Description of the task
Extract each line holding the word "Principatus" from the entries.

== Given information ==

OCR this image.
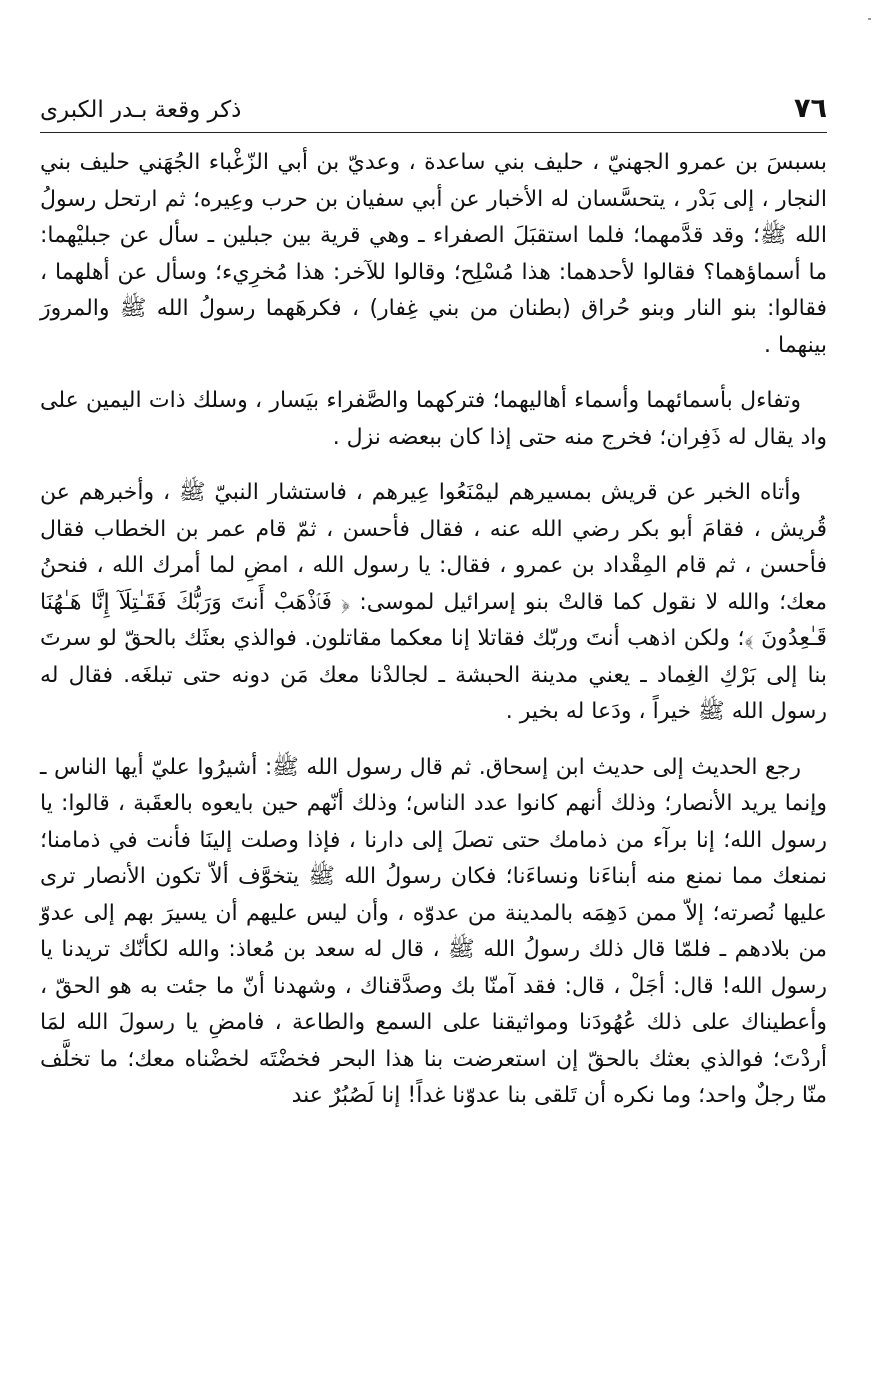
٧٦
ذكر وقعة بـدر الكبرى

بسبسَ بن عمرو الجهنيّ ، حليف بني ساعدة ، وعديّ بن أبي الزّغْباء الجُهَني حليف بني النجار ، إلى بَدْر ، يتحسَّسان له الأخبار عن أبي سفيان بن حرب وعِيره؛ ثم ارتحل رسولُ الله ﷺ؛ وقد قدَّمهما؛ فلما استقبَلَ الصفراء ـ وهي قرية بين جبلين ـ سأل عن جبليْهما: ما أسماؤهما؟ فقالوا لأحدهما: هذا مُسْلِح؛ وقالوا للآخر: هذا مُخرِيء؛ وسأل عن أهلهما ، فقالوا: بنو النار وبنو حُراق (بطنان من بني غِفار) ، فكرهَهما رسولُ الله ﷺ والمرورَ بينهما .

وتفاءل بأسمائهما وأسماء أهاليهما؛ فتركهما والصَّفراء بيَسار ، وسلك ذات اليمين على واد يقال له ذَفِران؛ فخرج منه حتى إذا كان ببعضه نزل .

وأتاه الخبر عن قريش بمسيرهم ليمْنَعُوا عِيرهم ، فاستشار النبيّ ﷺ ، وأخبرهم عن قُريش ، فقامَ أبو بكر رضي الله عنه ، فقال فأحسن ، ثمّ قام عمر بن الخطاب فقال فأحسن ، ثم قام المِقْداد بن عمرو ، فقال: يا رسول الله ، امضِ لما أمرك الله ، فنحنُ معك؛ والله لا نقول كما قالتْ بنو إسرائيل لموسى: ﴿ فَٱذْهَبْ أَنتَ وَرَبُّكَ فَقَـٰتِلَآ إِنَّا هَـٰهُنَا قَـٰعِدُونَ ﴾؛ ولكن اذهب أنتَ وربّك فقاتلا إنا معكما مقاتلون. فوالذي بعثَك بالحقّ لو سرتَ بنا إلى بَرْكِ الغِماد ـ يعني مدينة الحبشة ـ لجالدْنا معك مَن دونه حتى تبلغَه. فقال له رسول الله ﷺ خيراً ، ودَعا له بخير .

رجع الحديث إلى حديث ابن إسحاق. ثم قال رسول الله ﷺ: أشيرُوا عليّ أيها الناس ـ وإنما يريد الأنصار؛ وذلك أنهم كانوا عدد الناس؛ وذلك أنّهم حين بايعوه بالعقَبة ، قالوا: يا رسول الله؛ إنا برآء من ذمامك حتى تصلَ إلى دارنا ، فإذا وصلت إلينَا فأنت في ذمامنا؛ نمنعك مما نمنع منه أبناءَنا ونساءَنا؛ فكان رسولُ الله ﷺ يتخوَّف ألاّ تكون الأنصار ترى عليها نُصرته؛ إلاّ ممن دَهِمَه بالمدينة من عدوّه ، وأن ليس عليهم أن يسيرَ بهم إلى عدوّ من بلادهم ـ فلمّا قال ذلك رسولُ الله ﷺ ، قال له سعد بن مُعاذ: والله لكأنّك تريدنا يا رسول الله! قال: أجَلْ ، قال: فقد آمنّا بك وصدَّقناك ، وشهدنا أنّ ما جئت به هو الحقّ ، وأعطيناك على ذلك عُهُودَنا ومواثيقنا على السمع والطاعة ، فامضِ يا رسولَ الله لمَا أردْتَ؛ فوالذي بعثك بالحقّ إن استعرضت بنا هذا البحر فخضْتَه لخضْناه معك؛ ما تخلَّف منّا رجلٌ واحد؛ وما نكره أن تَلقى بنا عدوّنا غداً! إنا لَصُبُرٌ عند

===
== Given information ==

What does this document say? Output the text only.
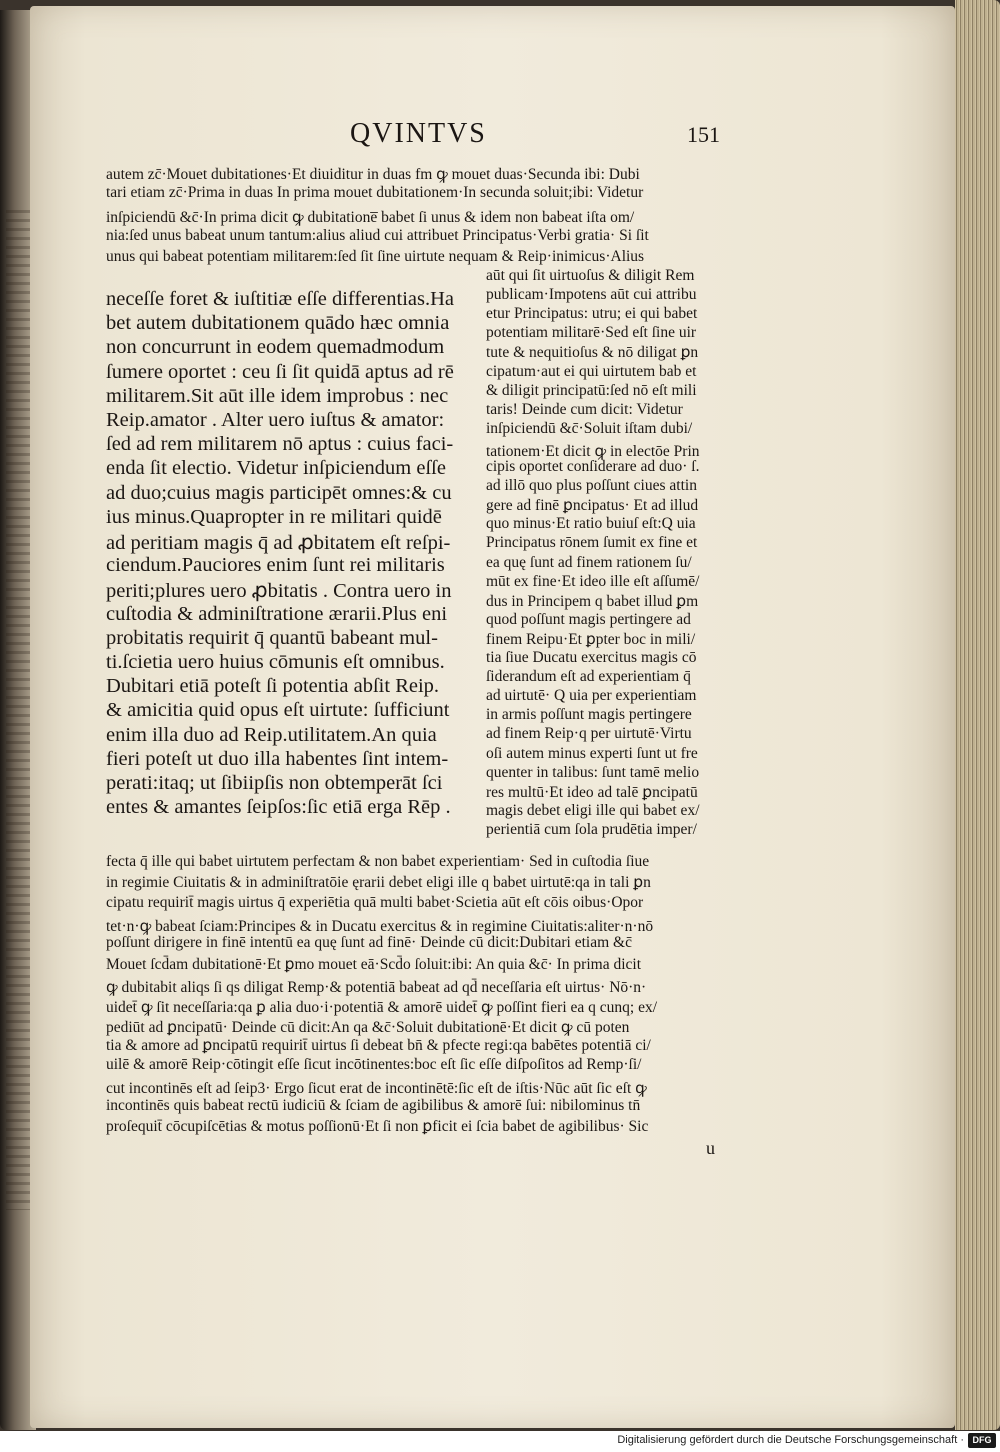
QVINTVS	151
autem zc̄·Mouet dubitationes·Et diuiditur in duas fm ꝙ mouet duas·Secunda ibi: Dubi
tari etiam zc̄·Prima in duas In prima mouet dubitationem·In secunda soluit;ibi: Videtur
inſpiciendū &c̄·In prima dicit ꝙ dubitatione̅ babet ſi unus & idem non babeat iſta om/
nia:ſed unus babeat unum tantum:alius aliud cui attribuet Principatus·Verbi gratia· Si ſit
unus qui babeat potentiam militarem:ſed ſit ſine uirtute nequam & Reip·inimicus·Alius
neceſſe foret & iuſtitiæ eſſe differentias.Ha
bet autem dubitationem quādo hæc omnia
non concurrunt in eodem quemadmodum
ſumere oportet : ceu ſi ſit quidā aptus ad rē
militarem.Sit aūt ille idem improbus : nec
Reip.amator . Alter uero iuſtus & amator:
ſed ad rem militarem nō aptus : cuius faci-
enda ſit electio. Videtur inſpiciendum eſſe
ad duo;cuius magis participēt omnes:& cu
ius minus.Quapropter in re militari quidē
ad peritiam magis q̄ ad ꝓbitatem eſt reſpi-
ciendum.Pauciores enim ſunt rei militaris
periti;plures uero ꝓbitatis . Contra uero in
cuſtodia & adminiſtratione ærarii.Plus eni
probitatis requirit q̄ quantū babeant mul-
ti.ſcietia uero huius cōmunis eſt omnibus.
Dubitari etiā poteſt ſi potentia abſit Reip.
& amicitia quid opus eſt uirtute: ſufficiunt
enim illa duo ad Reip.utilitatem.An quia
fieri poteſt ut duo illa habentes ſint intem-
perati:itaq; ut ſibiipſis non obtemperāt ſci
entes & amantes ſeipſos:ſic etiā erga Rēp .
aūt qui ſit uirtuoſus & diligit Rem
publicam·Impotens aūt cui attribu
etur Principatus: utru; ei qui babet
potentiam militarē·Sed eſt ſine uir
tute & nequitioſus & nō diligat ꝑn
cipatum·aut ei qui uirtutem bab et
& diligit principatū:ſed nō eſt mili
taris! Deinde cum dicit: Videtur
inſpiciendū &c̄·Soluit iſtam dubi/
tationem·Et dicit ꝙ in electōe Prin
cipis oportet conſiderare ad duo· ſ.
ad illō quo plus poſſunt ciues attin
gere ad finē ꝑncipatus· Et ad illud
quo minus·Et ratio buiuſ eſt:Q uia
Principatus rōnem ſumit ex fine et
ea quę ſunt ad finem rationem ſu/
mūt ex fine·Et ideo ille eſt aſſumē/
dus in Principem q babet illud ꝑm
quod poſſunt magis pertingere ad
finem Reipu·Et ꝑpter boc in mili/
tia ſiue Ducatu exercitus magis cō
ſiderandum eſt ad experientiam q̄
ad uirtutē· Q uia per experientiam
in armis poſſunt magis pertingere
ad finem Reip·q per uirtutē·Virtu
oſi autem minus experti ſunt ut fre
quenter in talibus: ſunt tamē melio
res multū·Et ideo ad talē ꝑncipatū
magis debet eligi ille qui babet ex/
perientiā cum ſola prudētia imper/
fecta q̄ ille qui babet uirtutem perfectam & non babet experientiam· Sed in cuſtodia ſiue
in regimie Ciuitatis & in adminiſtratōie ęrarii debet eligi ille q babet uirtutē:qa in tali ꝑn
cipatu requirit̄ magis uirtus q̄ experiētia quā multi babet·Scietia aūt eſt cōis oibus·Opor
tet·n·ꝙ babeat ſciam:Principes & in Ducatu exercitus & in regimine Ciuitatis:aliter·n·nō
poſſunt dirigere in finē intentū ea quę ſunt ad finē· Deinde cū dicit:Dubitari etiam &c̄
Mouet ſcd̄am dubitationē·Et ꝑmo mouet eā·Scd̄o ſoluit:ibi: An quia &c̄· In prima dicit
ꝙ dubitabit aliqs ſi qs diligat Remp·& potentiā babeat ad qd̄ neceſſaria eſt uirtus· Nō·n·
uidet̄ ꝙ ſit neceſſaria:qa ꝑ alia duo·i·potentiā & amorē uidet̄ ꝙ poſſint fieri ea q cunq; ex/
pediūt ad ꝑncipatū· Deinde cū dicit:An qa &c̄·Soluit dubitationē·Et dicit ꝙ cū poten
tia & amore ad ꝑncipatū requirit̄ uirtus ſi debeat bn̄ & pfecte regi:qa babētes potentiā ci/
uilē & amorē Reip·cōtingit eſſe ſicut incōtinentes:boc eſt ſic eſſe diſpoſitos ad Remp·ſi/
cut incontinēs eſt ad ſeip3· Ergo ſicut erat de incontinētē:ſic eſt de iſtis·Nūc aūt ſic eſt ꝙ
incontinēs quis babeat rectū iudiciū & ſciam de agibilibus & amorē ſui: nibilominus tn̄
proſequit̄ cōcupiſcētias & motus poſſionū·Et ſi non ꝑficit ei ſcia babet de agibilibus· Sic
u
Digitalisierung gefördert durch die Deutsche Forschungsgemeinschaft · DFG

===

Answer below
nia:ſed unus babeat unum tantum:alius aliud cui attribuet Principatus·Verbi gratia· Si ſit
etur Principatus: utru; ei qui babet
Principatus rōnem ſumit ex fine et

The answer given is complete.